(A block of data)
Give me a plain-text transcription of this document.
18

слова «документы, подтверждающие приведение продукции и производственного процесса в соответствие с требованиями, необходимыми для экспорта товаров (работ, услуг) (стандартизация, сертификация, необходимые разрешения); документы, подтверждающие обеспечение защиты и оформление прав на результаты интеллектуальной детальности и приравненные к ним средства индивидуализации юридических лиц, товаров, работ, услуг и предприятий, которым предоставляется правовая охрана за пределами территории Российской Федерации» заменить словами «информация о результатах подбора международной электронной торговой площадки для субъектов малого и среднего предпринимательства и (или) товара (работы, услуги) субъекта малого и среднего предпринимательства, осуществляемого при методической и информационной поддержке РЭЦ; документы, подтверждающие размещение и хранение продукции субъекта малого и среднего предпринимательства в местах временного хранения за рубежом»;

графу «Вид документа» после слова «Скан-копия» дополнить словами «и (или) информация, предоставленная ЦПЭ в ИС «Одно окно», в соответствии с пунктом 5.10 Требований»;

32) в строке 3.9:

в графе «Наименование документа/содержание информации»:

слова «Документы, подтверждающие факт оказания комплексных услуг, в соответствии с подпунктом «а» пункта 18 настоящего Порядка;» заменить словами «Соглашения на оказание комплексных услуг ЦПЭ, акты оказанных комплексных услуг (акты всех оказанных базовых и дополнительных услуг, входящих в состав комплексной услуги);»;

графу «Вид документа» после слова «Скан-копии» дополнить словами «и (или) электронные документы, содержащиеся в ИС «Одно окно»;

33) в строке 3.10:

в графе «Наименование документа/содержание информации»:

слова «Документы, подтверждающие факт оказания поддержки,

Given problem ->
Copy out all lines that carry the word "соответствии".

Task output ->
графу «Вид документа» после слова «Скан-копия» дополнить словами «и (или) информация, предоставленная ЦПЭ в ИС «Одно окно», в соответствии с пунктом 5.10 Требований»;
слова «Документы, подтверждающие факт оказания комплексных услуг, в соответствии с подпунктом «а» пункта 18 настоящего Порядка;» заменить словами «Соглашения на оказание комплексных услуг ЦПЭ, акты оказанных комплексных услуг (акты всех оказанных базовых и дополнительных услуг, входящих в состав комплексной услуги);»;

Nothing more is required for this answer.